======== Data listing ========
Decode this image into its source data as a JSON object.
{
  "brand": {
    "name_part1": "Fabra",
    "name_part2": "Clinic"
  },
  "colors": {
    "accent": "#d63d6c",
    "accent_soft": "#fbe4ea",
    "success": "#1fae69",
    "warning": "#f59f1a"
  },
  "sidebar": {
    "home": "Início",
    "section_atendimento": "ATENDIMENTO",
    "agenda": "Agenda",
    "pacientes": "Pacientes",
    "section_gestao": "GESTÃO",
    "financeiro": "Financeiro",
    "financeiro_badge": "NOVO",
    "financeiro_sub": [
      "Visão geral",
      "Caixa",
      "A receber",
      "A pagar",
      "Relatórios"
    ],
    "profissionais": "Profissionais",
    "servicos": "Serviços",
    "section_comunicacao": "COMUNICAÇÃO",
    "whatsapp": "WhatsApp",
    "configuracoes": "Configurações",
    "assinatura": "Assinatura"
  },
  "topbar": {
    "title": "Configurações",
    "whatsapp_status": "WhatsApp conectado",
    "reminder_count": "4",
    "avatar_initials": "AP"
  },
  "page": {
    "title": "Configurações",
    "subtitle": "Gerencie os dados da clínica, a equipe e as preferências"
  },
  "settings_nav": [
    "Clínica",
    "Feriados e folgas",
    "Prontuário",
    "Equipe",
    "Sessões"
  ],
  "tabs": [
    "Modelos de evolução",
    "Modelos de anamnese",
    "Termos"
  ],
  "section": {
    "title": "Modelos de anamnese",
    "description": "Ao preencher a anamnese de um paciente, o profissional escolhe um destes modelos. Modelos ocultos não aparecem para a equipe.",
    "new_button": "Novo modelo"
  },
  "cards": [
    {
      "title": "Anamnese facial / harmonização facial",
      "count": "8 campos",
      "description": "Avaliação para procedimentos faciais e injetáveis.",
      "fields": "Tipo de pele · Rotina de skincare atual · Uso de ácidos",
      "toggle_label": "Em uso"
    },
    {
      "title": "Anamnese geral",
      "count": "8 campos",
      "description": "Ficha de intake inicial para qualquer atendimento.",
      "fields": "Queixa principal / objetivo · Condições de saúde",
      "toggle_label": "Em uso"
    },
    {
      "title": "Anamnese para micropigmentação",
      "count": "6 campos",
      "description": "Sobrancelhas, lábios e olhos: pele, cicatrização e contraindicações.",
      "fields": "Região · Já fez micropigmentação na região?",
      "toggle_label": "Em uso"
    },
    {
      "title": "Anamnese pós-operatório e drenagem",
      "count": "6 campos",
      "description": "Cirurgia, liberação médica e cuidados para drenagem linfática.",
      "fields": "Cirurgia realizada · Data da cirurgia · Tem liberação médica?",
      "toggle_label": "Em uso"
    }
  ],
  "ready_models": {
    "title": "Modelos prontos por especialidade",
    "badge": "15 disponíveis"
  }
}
========
▶ _Instructions to follow_: Recopy the entries above exactly, with every line included.

▶ _Result for this task_:
Decode this image into its source data as a JSON object.
{
  "brand": {
    "name_part1": "Fabra",
    "name_part2": "Clinic"
  },
  "colors": {
    "accent": "#d63d6c",
    "accent_soft": "#fbe4ea",
    "success": "#1fae69",
    "warning": "#f59f1a"
  },
  "sidebar": {
    "home": "Início",
    "section_atendimento": "ATENDIMENTO",
    "agenda": "Agenda",
    "pacientes": "Pacientes",
    "section_gestao": "GESTÃO",
    "financeiro": "Financeiro",
    "financeiro_badge": "NOVO",
    "financeiro_sub": [
      "Visão geral",
      "Caixa",
      "A receber",
      "A pagar",
      "Relatórios"
    ],
    "profissionais": "Profissionais",
    "servicos": "Serviços",
    "section_comunicacao": "COMUNICAÇÃO",
    "whatsapp": "WhatsApp",
    "configuracoes": "Configurações",
    "assinatura": "Assinatura"
  },
  "topbar": {
    "title": "Configurações",
    "whatsapp_status": "WhatsApp conectado",
    "reminder_count": "4",
    "avatar_initials": "AP"
  },
  "page": {
    "title": "Configurações",
    "subtitle": "Gerencie os dados da clínica, a equipe e as preferências"
  },
  "settings_nav": [
    "Clínica",
    "Feriados e folgas",
    "Prontuário",
    "Equipe",
    "Sessões"
  ],
  "tabs": [
    "Modelos de evolução",
    "Modelos de anamnese",
    "Termos"
  ],
  "section": {
    "title": "Modelos de anamnese",
    "description": "Ao preencher a anamnese de um paciente, o profissional escolhe um destes modelos. Modelos ocultos não aparecem para a equipe.",
    "new_button": "Novo modelo"
  },
  "cards": [
    {
      "title": "Anamnese facial / harmonização facial",
      "count": "8 campos",
      "description": "Avaliação para procedimentos faciais e injetáveis.",
      "fields": "Tipo de pele · Rotina de skincare atual · Uso de ácidos",
      "toggle_label": "Em uso"
    },
    {
      "title": "Anamnese geral",
      "count": "8 campos",
      "description": "Ficha de intake inicial para qualquer atendimento.",
      "fields": "Queixa principal / objetivo · Condições de saúde",
      "toggle_label": "Em uso"
    },
    {
      "title": "Anamnese para micropigmentação",
      "count": "6 campos",
      "description": "Sobrancelhas, lábios e olhos: pele, cicatrização e contraindicações.",
      "fields": "Região · Já fez micropigmentação na região?",
      "toggle_label": "Em uso"
    },
    {
      "title": "Anamnese pós-operatório e drenagem",
      "count": "6 campos",
      "description": "Cirurgia, liberação médica e cuidados para drenagem linfática.",
      "fields": "Cirurgia realizada · Data da cirurgia · Tem liberação médica?",
      "toggle_label": "Em uso"
    }
  ],
  "ready_models": {
    "title": "Modelos prontos por especialidade",
    "badge": "15 disponíveis"
  }
}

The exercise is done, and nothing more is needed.